▶ _課題の要件_: 下のデータの全行を、「番号」列と「行」列からなるMarkdownの表として示す。空行は除く。

───── 課題用データ ─────

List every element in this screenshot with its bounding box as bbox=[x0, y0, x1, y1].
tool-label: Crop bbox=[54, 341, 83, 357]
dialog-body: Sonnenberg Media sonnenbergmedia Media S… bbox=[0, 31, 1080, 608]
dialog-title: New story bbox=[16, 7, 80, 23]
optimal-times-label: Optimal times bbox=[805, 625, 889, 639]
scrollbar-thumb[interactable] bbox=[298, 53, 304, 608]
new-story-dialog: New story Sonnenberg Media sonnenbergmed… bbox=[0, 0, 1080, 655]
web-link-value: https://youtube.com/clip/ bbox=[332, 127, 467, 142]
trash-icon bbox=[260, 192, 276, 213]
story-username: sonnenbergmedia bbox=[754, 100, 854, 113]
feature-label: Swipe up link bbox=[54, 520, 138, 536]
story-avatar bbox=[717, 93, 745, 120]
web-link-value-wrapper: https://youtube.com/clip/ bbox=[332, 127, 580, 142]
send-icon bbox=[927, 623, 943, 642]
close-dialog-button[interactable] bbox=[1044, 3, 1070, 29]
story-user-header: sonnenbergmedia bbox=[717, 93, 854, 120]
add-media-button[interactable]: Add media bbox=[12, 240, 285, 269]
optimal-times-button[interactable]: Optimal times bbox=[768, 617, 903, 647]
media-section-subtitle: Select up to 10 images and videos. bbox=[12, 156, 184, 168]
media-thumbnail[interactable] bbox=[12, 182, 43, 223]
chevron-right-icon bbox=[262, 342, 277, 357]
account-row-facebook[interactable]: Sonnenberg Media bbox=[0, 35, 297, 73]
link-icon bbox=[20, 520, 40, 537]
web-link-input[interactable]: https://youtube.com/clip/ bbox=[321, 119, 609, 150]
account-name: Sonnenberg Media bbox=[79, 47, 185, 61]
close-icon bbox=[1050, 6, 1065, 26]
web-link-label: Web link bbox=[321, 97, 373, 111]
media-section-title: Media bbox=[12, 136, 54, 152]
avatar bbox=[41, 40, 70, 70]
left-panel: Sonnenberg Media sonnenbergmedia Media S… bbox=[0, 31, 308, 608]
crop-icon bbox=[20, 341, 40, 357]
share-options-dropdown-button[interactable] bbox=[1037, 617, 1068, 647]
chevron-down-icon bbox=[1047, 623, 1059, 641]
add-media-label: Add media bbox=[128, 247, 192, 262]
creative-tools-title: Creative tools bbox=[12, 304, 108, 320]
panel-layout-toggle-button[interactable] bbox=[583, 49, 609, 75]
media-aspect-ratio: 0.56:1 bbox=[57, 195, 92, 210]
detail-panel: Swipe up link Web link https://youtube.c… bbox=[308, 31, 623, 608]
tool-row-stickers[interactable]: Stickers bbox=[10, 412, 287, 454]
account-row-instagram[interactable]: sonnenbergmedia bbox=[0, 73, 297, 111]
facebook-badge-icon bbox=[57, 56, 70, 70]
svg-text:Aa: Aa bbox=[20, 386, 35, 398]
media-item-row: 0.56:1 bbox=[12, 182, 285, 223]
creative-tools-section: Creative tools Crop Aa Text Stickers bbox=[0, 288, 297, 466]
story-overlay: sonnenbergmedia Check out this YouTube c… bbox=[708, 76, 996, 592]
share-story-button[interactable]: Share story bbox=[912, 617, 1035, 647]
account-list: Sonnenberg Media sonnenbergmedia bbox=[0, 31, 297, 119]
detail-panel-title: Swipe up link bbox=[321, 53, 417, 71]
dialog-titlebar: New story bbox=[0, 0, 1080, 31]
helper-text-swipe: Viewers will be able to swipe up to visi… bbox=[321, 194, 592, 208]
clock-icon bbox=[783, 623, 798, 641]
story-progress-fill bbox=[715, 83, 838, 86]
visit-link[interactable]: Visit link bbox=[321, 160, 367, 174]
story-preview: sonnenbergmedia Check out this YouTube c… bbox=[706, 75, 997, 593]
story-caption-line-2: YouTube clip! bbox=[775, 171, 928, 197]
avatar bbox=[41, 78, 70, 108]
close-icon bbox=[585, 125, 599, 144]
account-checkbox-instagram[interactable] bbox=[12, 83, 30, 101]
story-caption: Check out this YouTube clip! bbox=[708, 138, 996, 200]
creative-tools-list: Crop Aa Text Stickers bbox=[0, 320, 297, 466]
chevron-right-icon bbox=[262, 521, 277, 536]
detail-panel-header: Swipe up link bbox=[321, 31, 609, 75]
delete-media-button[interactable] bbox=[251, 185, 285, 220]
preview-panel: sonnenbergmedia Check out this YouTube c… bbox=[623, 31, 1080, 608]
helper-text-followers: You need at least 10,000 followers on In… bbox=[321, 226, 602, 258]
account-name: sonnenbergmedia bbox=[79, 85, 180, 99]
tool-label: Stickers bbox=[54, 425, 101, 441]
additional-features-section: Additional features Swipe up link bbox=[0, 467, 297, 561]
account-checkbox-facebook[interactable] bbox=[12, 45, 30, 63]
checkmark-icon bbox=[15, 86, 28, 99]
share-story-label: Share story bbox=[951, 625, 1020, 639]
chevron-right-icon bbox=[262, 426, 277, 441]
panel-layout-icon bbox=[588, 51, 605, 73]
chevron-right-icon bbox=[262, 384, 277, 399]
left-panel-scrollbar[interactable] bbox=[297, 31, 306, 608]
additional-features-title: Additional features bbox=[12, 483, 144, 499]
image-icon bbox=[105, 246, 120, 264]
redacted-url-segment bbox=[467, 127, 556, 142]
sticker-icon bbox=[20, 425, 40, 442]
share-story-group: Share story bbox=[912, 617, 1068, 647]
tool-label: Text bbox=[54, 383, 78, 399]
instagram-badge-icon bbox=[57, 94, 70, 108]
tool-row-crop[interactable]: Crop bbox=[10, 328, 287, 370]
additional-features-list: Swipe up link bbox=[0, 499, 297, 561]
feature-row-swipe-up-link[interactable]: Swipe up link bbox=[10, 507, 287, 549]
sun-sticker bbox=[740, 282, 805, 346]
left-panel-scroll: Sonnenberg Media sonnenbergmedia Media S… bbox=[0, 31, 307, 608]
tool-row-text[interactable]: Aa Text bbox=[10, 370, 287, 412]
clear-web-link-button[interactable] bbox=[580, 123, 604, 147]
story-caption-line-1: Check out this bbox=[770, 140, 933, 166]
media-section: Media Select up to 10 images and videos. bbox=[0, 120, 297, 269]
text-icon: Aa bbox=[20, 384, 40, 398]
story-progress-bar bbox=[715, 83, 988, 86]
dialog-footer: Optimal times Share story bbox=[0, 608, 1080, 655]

─────

▶ _出力結果_:
| 番号 | 行 |
|---|---|
| 1 | List every element in this screenshot with its bounding box as bbox=[x0, y0, x1, y1]. |
| 2 | tool-label: Crop bbox=[54, 341, 83, 357] |
| 3 | dialog-body: Sonnenberg Media sonnenbergmedia Media S… bbox=[0, 31, 1080, 608] |
| 4 | dialog-title: New story bbox=[16, 7, 80, 23] |
| 5 | optimal-times-label: Optimal times bbox=[805, 625, 889, 639] |
| 6 | scrollbar-thumb[interactable] bbox=[298, 53, 304, 608] |
| 7 | new-story-dialog: New story Sonnenberg Media sonnenbergmed… bbox=[0, 0, 1080, 655] |
| 8 | web-link-value: https://youtube.com/clip/ bbox=[332, 127, 467, 142] |
| 9 | trash-icon bbox=[260, 192, 276, 213] |
| 10 | story-username: sonnenbergmedia bbox=[754, 100, 854, 113] |
| 11 | feature-label: Swipe up link bbox=[54, 520, 138, 536] |
| 12 | story-avatar bbox=[717, 93, 745, 120] |
| 13 | web-link-value-wrapper: https://youtube.com/clip/ bbox=[332, 127, 580, 142] |
| 14 | send-icon bbox=[927, 623, 943, 642] |
| 15 | close-dialog-button[interactable] bbox=[1044, 3, 1070, 29] |
| 16 | story-user-header: sonnenbergmedia bbox=[717, 93, 854, 120] |
| 17 | add-media-button[interactable]: Add media bbox=[12, 240, 285, 269] |
| 18 | optimal-times-button[interactable]: Optimal times bbox=[768, 617, 903, 647] |
| 19 | media-section-subtitle: Select up to 10 images and videos. bbox=[12, 156, 184, 168] |
| 20 | media-thumbnail[interactable] bbox=[12, 182, 43, 223] |
| 21 | chevron-right-icon bbox=[262, 342, 277, 357] |
| 22 | account-row-facebook[interactable]: Sonnenberg Media bbox=[0, 35, 297, 73] |
| 23 | link-icon bbox=[20, 520, 40, 537] |
| 24 | web-link-input[interactable]: https://youtube.com/clip/ bbox=[321, 119, 609, 150] |
| 25 | account-name: Sonnenberg Media bbox=[79, 47, 185, 61] |
| 26 | close-icon bbox=[1050, 6, 1065, 26] |
| 27 | web-link-label: Web link bbox=[321, 97, 373, 111] |
| 28 | media-section-title: Media bbox=[12, 136, 54, 152] |
| 29 | avatar bbox=[41, 40, 70, 70] |
| 30 | left-panel: Sonnenberg Media sonnenbergmedia Media S… bbox=[0, 31, 308, 608] |
| 31 | crop-icon bbox=[20, 341, 40, 357] |
| 32 | share-options-dropdown-button[interactable] bbox=[1037, 617, 1068, 647] |
| 33 | chevron-down-icon bbox=[1047, 623, 1059, 641] |
| 34 | add-media-label: Add media bbox=[128, 247, 192, 262] |
| 35 | creative-tools-title: Creative tools bbox=[12, 304, 108, 320] |
| 36 | panel-layout-toggle-button[interactable] bbox=[583, 49, 609, 75] |
| 37 | media-aspect-ratio: 0.56:1 bbox=[57, 195, 92, 210] |
| 38 | detail-panel: Swipe up link Web link https://youtube.c… bbox=[308, 31, 623, 608] |
| 39 | tool-row-stickers[interactable]: Stickers bbox=[10, 412, 287, 454] |
| 40 | account-row-instagram[interactable]: sonnenbergmedia bbox=[0, 73, 297, 111] |
| 41 | facebook-badge-icon bbox=[57, 56, 70, 70] |
| 42 | svg-text:Aa: Aa bbox=[20, 386, 35, 398] |
| 43 | media-item-row: 0.56:1 bbox=[12, 182, 285, 223] |
| 44 | creative-tools-section: Creative tools Crop Aa Text Stickers bbox=[0, 288, 297, 466] |
| 45 | story-overlay: sonnenbergmedia Check out this YouTube c… bbox=[708, 76, 996, 592] |
| 46 | share-story-button[interactable]: Share story bbox=[912, 617, 1035, 647] |
| 47 | account-list: Sonnenberg Media sonnenbergmedia bbox=[0, 31, 297, 119] |
| 48 | detail-panel-title: Swipe up link bbox=[321, 53, 417, 71] |
| 49 | dialog-titlebar: New story bbox=[0, 0, 1080, 31] |
| 50 | helper-text-swipe: Viewers will be able to swipe up to visi… bbox=[321, 194, 592, 208] |
| 51 | clock-icon bbox=[783, 623, 798, 641] |
| 52 | story-progress-fill bbox=[715, 83, 838, 86] |
| 53 | visit-link[interactable]: Visit link bbox=[321, 160, 367, 174] |
| 54 | story-preview: sonnenbergmedia Check out this YouTube c… bbox=[706, 75, 997, 593] |
| 55 | story-caption-line-2: YouTube clip! bbox=[775, 171, 928, 197] |
| 56 | avatar bbox=[41, 78, 70, 108] |
| 57 | close-icon bbox=[585, 125, 599, 144] |
| 58 | account-checkbox-instagram[interactable] bbox=[12, 83, 30, 101] |
| 59 | story-caption: Check out this YouTube clip! bbox=[708, 138, 996, 200] |
| 60 | creative-tools-list: Crop Aa Text Stickers bbox=[0, 320, 297, 466] |
| 61 | chevron-right-icon bbox=[262, 521, 277, 536] |
| 62 | detail-panel-header: Swipe up link bbox=[321, 31, 609, 75] |
| 63 | delete-media-button[interactable] bbox=[251, 185, 285, 220] |
| 64 | preview-panel: sonnenbergmedia Check out this YouTube c… bbox=[623, 31, 1080, 608] |
| 65 | helper-text-followers: You need at least 10,000 followers on In… bbox=[321, 226, 602, 258] |
| 66 | account-name: sonnenbergmedia bbox=[79, 85, 180, 99] |
| 67 | tool-label: Stickers bbox=[54, 425, 101, 441] |
| 68 | additional-features-section: Additional features Swipe up link bbox=[0, 467, 297, 561] |
| 69 | account-checkbox-facebook[interactable] bbox=[12, 45, 30, 63] |
| 70 | checkmark-icon bbox=[15, 86, 28, 99] |
| 71 | share-story-label: Share story bbox=[951, 625, 1020, 639] |
| 72 | chevron-right-icon bbox=[262, 426, 277, 441] |
| 73 | panel-layout-icon bbox=[588, 51, 605, 73] |
| 74 | chevron-right-icon bbox=[262, 384, 277, 399] |
| 75 | left-panel-scrollbar[interactable] bbox=[297, 31, 306, 608] |
| 76 | additional-features-title: Additional features bbox=[12, 483, 144, 499] |
| 77 | image-icon bbox=[105, 246, 120, 264] |
| 78 | redacted-url-segment bbox=[467, 127, 556, 142] |
| 79 | sticker-icon bbox=[20, 425, 40, 442] |
| 80 | share-story-group: Share story bbox=[912, 617, 1068, 647] |
| 81 | tool-label: Text bbox=[54, 383, 78, 399] |
| 82 | instagram-badge-icon bbox=[57, 94, 70, 108] |
| 83 | tool-row-crop[interactable]: Crop bbox=[10, 328, 287, 370] |
| 84 | additional-features-list: Swipe up link bbox=[0, 499, 297, 561] |
| 85 | feature-row-swipe-up-link[interactable]: Swipe up link bbox=[10, 507, 287, 549] |
| 86 | sun-sticker bbox=[740, 282, 805, 346] |
| 87 | left-panel-scroll: Sonnenberg Media sonnenbergmedia Media S… bbox=[0, 31, 307, 608] |
| 88 | tool-row-text[interactable]: Aa Text bbox=[10, 370, 287, 412] |
| 89 | clear-web-link-button[interactable] bbox=[580, 123, 604, 147] |
| 90 | story-caption-line-1: Check out this bbox=[770, 140, 933, 166] |
| 91 | media-section: Media Select up to 10 images and videos. bbox=[0, 120, 297, 269] |
| 92 | text-icon: Aa bbox=[20, 384, 40, 398] |
| 93 | story-progress-bar bbox=[715, 83, 988, 86] |
| 94 | dialog-footer: Optimal times Share story bbox=[0, 608, 1080, 655] |